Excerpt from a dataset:
/---
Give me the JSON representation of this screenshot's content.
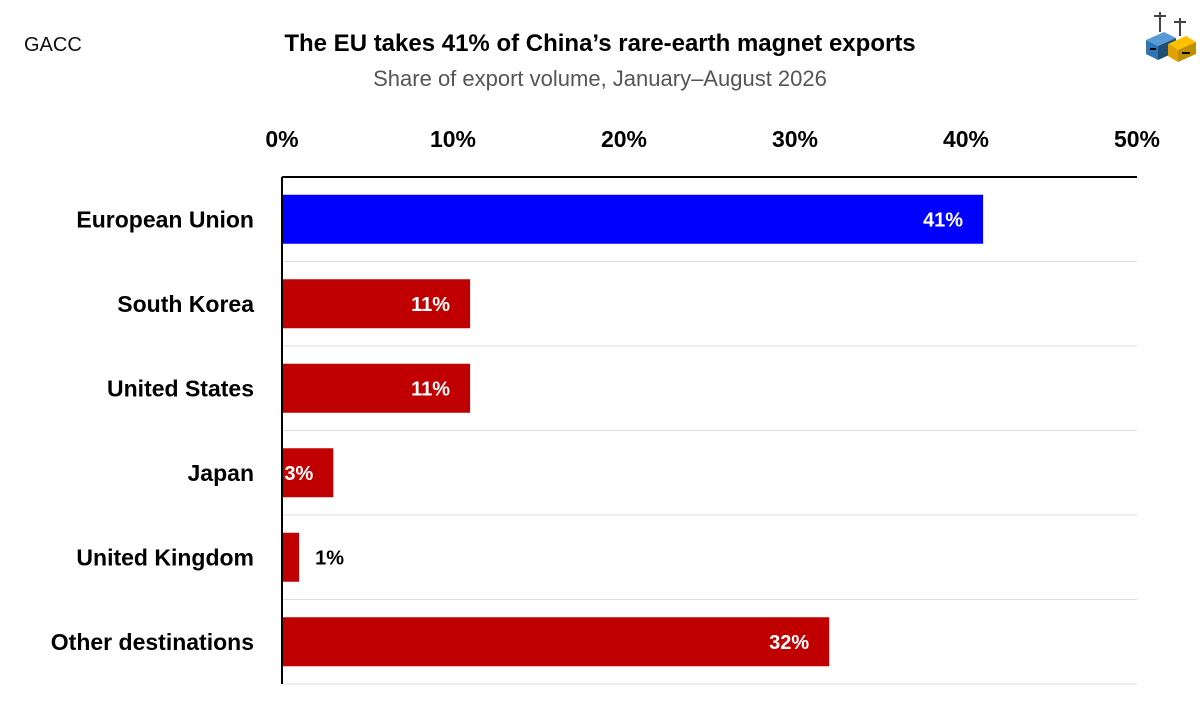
{
  "header": {
    "source": "GACC",
    "title": "The EU takes 41% of China’s rare-earth magnet exports",
    "subtitle": "Share of export volume, January–August 2026"
  },
  "logo": {
    "icon": "shipping-containers-icon"
  },
  "colors": {
    "highlight": "#0000ff",
    "default": "#c00000",
    "grid": "#dddddd",
    "axis": "#000000"
  },
  "chart_data": {
    "type": "bar",
    "orientation": "horizontal",
    "categories": [
      "European Union",
      "South Korea",
      "United States",
      "Japan",
      "United Kingdom",
      "Other destinations"
    ],
    "values": [
      41,
      11,
      11,
      3,
      1,
      32
    ],
    "value_labels": [
      "41%",
      "11%",
      "11%",
      "3%",
      "1%",
      "32%"
    ],
    "highlight": "European Union",
    "xlim": [
      0,
      50
    ],
    "ticks": [
      0,
      10,
      20,
      30,
      40,
      50
    ],
    "tick_labels": [
      "0%",
      "10%",
      "20%",
      "30%",
      "40%",
      "50%"
    ],
    "xaxis_position": "top",
    "grid": "horizontal separators"
  }
}
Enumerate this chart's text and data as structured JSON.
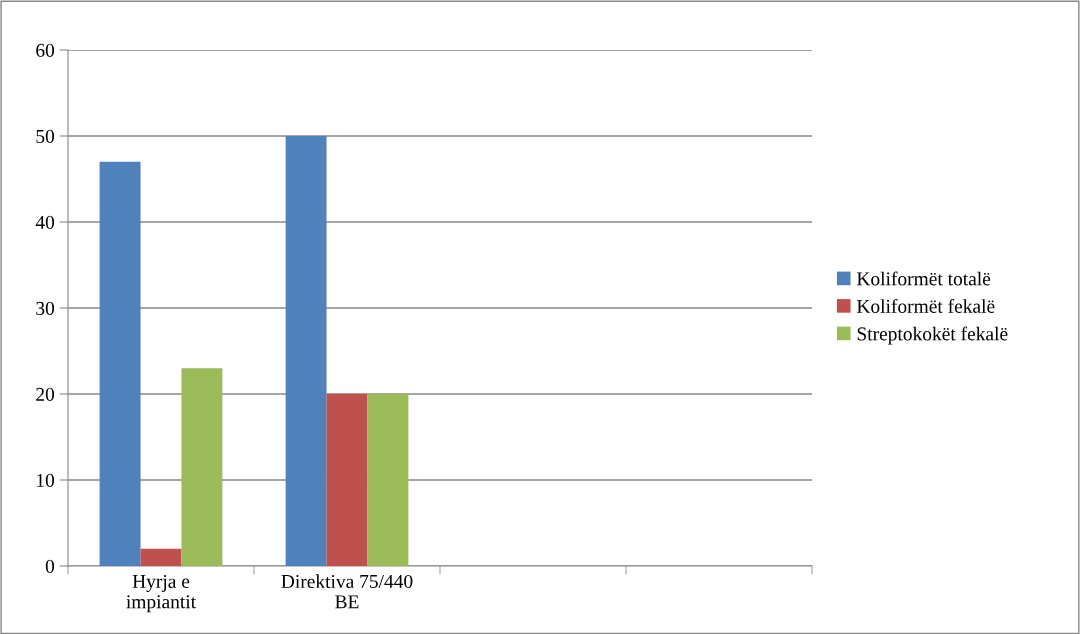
\---
▶ _THE PROBLEM_:
Without the pictures, transcribe the listing above exactly.

▶ _RESULT_:
Give me the JSON representation of this screenshot's content.
{
  "header": {
    "source": "GACC",
    "title": "The EU takes 41% of China’s rare-earth magnet exports",
    "subtitle": "Share of export volume, January–August 2026"
  },
  "logo": {
    "icon": "shipping-containers-icon"
  },
  "colors": {
    "highlight": "#0000ff",
    "default": "#c00000",
    "grid": "#dddddd",
    "axis": "#000000"
  },
  "chart_data": {
    "type": "bar",
    "orientation": "horizontal",
    "categories": [
      "European Union",
      "South Korea",
      "United States",
      "Japan",
      "United Kingdom",
      "Other destinations"
    ],
    "values": [
      41,
      11,
      11,
      3,
      1,
      32
    ],
    "value_labels": [
      "41%",
      "11%",
      "11%",
      "3%",
      "1%",
      "32%"
    ],
    "highlight": "European Union",
    "xlim": [
      0,
      50
    ],
    "ticks": [
      0,
      10,
      20,
      30,
      40,
      50
    ],
    "tick_labels": [
      "0%",
      "10%",
      "20%",
      "30%",
      "40%",
      "50%"
    ],
    "xaxis_position": "top",
    "grid": "horizontal separators"
  }
}
Enumerate this chart's text and data as structured JSON.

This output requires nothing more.